■ **Work to do**:
Pull out every line below that holds the word "network".

■ **Task material**:
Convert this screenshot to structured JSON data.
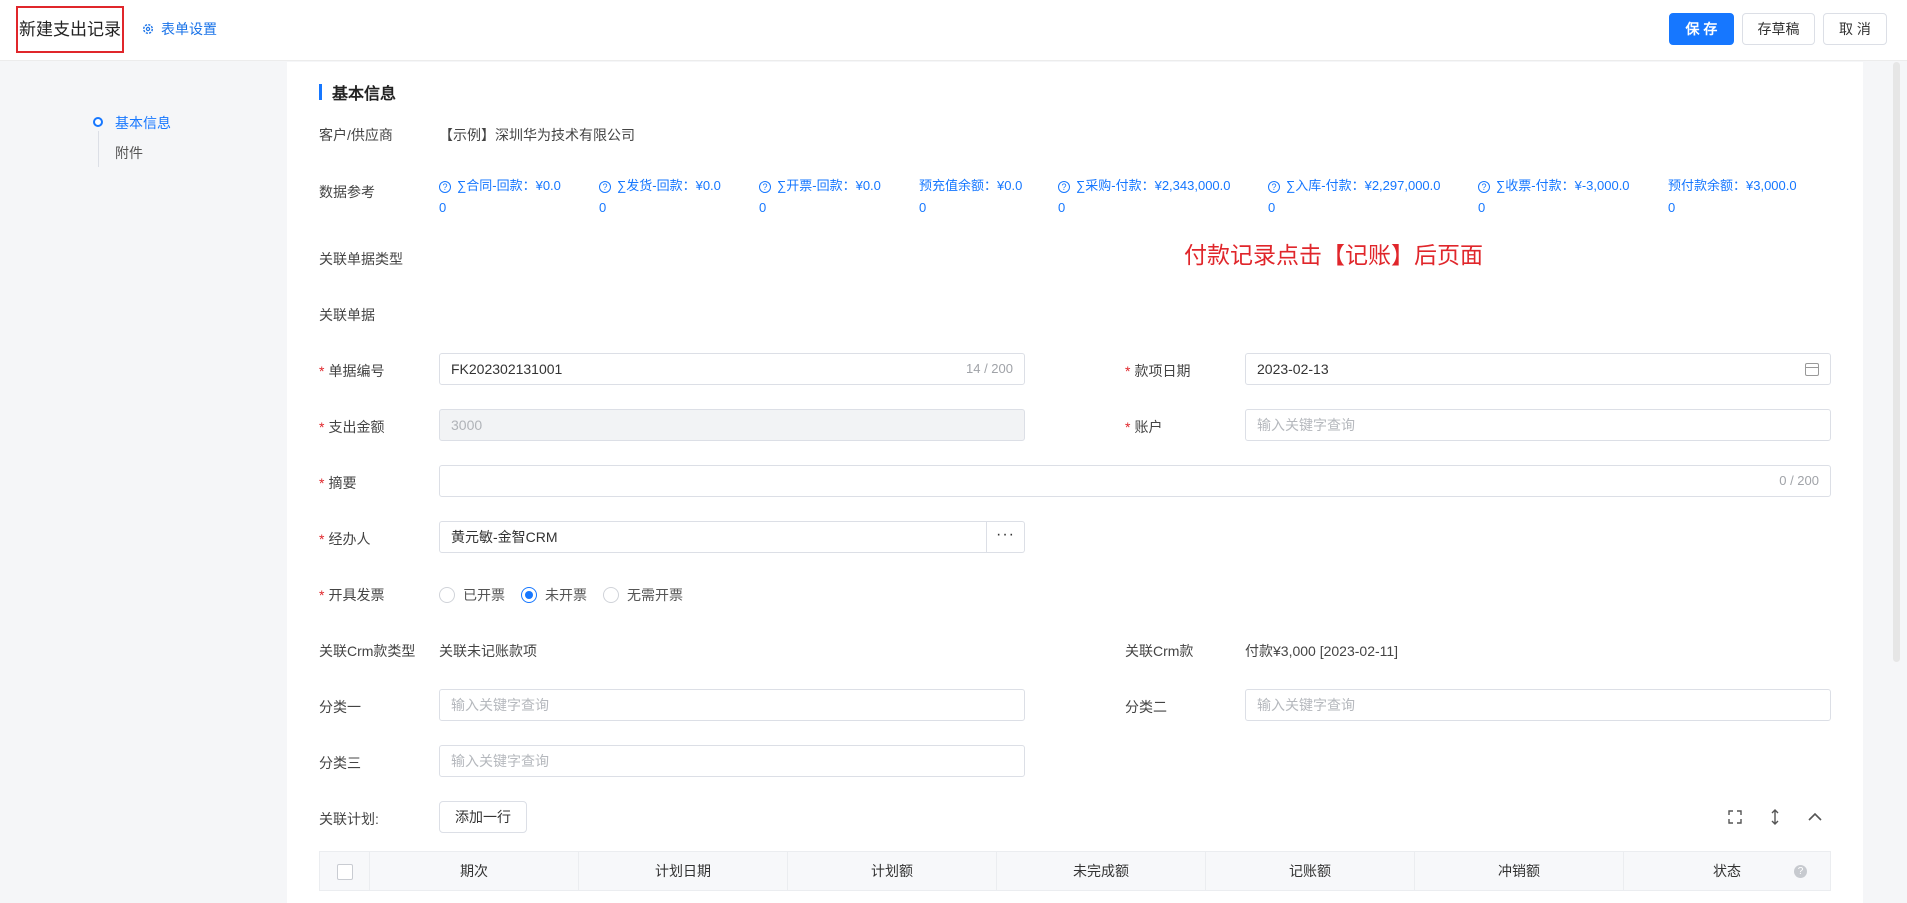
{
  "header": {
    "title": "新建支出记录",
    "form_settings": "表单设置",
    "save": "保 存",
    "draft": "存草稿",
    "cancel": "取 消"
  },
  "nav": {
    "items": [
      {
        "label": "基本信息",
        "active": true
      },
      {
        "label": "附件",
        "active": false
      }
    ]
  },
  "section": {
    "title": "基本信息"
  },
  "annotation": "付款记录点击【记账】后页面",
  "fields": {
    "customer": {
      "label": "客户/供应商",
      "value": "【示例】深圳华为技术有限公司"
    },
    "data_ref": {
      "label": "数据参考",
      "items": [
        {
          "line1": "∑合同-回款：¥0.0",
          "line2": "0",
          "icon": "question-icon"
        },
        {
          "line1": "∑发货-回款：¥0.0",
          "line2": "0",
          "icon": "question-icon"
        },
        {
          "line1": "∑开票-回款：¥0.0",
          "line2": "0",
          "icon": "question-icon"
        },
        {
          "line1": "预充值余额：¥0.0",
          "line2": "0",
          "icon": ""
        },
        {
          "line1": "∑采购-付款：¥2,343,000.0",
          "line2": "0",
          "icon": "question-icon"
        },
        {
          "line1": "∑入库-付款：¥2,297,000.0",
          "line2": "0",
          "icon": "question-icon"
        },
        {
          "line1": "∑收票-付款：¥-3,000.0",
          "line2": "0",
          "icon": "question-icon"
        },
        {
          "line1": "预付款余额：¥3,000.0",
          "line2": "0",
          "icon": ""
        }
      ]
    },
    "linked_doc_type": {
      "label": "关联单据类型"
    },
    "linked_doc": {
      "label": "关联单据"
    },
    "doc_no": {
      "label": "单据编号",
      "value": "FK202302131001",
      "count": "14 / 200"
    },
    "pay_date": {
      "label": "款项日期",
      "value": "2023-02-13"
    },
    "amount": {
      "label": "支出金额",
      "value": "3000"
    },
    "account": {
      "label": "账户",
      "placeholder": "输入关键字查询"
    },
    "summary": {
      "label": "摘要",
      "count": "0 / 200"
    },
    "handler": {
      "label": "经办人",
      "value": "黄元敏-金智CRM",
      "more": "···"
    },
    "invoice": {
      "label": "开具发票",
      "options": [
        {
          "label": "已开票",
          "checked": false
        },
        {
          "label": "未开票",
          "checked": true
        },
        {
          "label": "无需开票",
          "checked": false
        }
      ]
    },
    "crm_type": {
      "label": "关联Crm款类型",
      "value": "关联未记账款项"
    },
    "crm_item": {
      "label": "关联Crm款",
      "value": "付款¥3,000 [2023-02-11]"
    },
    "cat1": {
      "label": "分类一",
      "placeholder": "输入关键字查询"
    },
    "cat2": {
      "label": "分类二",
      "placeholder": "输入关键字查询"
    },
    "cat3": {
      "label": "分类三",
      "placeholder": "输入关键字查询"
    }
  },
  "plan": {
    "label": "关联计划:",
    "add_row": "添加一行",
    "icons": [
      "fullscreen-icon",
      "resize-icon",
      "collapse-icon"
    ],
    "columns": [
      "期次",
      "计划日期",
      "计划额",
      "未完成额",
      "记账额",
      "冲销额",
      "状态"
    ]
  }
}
==
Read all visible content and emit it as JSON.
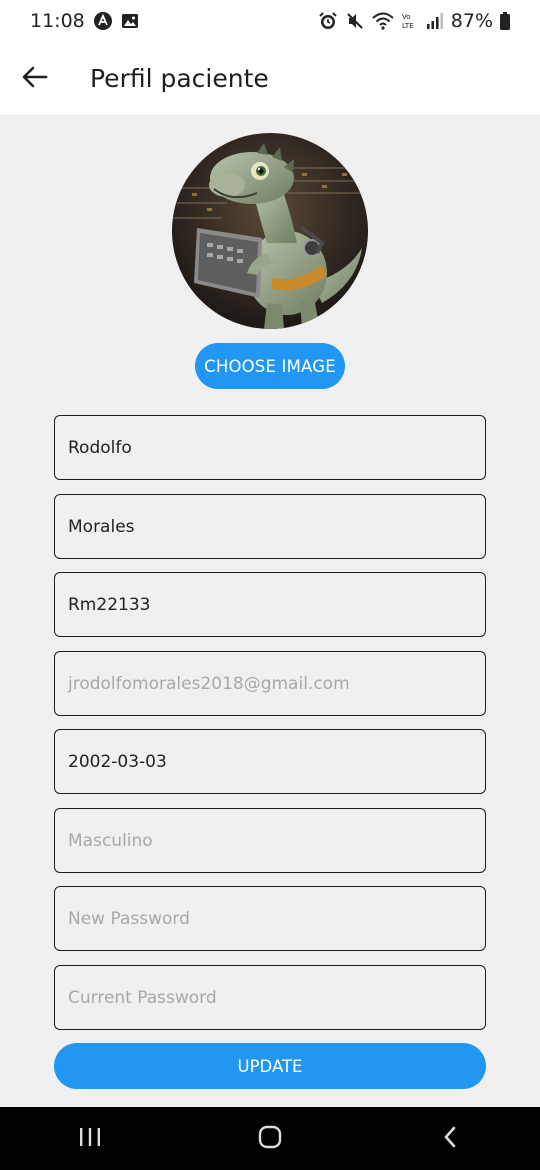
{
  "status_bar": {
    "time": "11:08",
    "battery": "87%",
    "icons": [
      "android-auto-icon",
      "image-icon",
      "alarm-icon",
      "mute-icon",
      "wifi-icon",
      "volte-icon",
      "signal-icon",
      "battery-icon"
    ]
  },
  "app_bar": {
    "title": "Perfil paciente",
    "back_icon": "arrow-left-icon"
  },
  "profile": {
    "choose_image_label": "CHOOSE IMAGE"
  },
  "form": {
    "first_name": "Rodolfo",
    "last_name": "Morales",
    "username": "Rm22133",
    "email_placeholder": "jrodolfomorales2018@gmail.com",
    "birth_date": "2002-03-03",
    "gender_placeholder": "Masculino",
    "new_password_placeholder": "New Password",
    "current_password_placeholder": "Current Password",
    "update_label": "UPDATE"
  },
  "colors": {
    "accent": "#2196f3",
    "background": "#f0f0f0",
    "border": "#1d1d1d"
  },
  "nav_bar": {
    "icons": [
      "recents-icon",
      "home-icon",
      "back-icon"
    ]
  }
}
---
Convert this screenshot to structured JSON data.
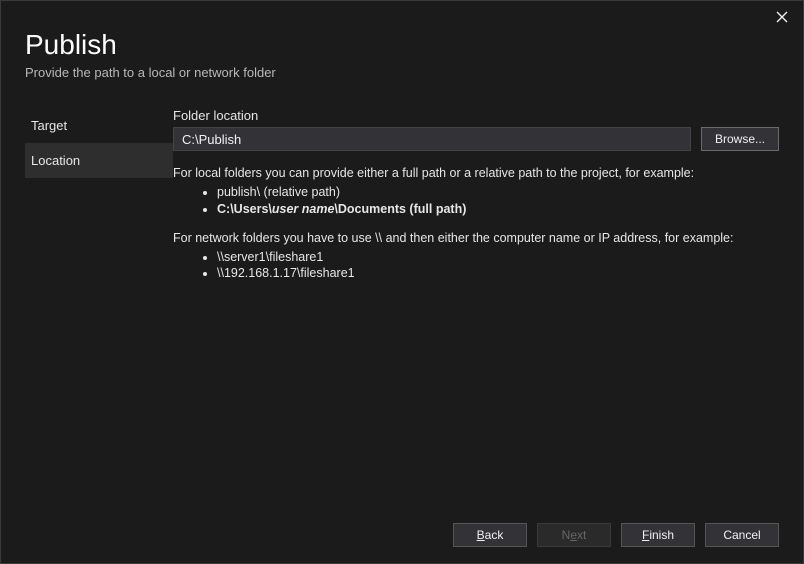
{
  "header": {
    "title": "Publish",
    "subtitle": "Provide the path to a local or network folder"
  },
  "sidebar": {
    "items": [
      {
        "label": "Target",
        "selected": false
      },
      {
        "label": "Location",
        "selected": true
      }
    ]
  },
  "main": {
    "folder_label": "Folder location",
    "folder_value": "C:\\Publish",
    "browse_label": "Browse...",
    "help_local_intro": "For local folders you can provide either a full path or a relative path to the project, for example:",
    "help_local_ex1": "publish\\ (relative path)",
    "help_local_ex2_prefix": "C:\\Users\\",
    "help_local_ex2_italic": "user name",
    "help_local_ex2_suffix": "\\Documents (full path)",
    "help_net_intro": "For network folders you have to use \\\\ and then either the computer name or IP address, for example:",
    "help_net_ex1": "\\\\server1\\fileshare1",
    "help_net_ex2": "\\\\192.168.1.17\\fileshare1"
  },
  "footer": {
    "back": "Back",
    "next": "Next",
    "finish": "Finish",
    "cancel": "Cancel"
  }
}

■ **Exercise result**:
    "subtitle": "Provide the path to a local or network folder"
    "help_net_intro": "For network folders you have to use \\\\ and then either the computer name or IP address, for example:",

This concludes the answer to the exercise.